> **Exercise requirements**
Determine how many lines include "fraction". Give the number and nothing else.

[Stored items]

================================

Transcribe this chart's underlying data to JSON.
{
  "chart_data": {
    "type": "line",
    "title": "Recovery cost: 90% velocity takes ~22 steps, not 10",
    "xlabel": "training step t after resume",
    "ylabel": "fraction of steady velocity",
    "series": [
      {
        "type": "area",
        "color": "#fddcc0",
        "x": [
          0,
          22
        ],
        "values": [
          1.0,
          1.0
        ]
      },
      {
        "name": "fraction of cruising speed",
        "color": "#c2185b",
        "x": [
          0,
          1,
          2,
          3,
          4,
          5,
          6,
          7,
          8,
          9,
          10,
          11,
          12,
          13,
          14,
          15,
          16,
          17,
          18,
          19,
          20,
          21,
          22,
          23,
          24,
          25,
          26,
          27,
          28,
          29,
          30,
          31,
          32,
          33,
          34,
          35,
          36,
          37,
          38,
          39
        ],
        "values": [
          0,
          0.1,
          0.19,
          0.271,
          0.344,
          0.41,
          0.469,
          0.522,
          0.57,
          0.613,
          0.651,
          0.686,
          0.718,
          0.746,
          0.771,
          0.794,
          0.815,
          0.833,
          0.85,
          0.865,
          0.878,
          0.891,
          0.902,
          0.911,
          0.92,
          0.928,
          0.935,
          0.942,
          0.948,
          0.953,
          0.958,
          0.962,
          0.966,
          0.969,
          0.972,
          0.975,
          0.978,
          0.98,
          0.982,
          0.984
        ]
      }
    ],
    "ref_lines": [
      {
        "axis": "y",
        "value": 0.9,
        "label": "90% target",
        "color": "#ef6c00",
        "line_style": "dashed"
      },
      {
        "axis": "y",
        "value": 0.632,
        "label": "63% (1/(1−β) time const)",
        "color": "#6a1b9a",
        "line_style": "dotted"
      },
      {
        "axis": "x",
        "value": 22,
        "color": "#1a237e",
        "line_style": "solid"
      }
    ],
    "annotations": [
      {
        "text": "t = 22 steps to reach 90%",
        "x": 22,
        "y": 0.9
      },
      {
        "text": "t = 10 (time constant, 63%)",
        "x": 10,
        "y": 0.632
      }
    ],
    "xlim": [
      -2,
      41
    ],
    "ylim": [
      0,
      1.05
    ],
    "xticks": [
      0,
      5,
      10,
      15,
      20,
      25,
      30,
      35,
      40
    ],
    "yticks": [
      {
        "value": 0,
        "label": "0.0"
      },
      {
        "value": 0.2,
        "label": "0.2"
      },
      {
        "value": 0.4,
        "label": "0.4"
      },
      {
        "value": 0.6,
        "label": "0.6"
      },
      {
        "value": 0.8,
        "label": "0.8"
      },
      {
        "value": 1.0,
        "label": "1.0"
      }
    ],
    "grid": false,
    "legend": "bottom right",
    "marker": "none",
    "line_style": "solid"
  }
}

================================

> **Expected output**
2